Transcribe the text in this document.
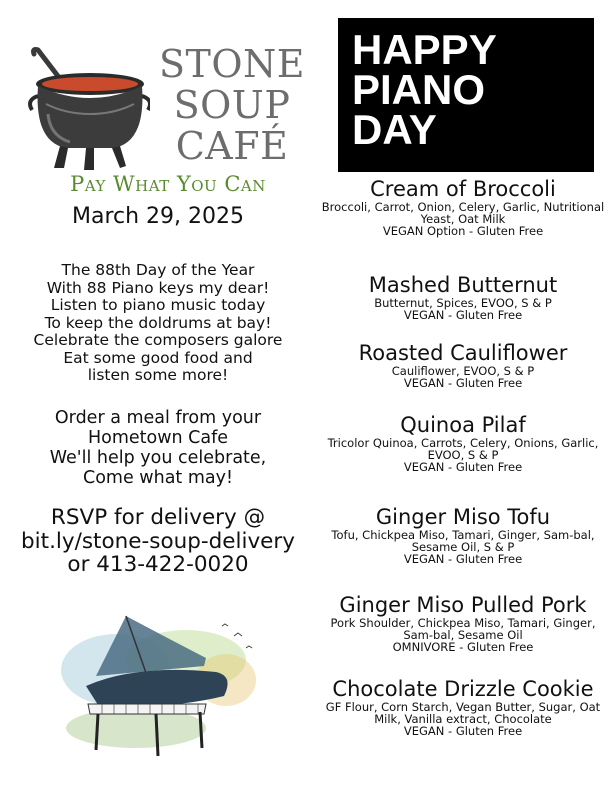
STONE
SOUP
CAFÉ
Pay What You Can
March 29, 2025
The 88th Day of the Year
With 88 Piano keys my dear!
Listen to piano music today
To keep the doldrums at bay!
Celebrate the composers galore
Eat some good food and
listen some more!
Order a meal from your
Hometown Cafe
We'll help you celebrate,
Come what may!
RSVP for delivery @
bit.ly/stone-soup-delivery
or 413-422-0020
HAPPY
PIANO
DAY
Cream of Broccoli
Broccoli, Carrot, Onion, Celery, Garlic, Nutritional Yeast, Oat Milk
VEGAN Option - Gluten Free
Mashed Butternut
Butternut, Spices, EVOO, S & P
VEGAN - Gluten Free
Roasted Cauliflower
Cauliflower, EVOO, S & P
VEGAN - Gluten Free
Quinoa Pilaf
Tricolor Quinoa, Carrots, Celery, Onions, Garlic, EVOO, S & P
VEGAN - Gluten Free
Ginger Miso Tofu
Tofu, Chickpea Miso, Tamari, Ginger, Sam-bal, Sesame Oil, S & P
VEGAN - Gluten Free
Ginger Miso Pulled Pork
Pork Shoulder, Chickpea Miso, Tamari, Ginger, Sam-bal, Sesame Oil
OMNIVORE - Gluten Free
Chocolate Drizzle Cookie
GF Flour, Corn Starch, Vegan Butter, Sugar, Oat Milk, Vanilla extract, Chocolate
VEGAN - Gluten Free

•••

# Directions:
In your copy of the records, include no pictures; repeat everything else exactly.

# Written solution:
Transcribe the text in this document.
STONE
SOUP
CAFÉ
Pay What You Can
March 29, 2025
The 88th Day of the Year
With 88 Piano keys my dear!
Listen to piano music today
To keep the doldrums at bay!
Celebrate the composers galore
Eat some good food and
listen some more!
Order a meal from your
Hometown Cafe
We'll help you celebrate,
Come what may!
RSVP for delivery @
bit.ly/stone-soup-delivery
or 413-422-0020
HAPPY
PIANO
DAY
Cream of Broccoli
Broccoli, Carrot, Onion, Celery, Garlic, Nutritional Yeast, Oat Milk
VEGAN Option - Gluten Free
Mashed Butternut
Butternut, Spices, EVOO, S & P
VEGAN - Gluten Free
Roasted Cauliflower
Cauliflower, EVOO, S & P
VEGAN - Gluten Free
Quinoa Pilaf
Tricolor Quinoa, Carrots, Celery, Onions, Garlic, EVOO, S & P
VEGAN - Gluten Free
Ginger Miso Tofu
Tofu, Chickpea Miso, Tamari, Ginger, Sam-bal, Sesame Oil, S & P
VEGAN - Gluten Free
Ginger Miso Pulled Pork
Pork Shoulder, Chickpea Miso, Tamari, Ginger, Sam-bal, Sesame Oil
OMNIVORE - Gluten Free
Chocolate Drizzle Cookie
GF Flour, Corn Starch, Vegan Butter, Sugar, Oat Milk, Vanilla extract, Chocolate
VEGAN - Gluten Free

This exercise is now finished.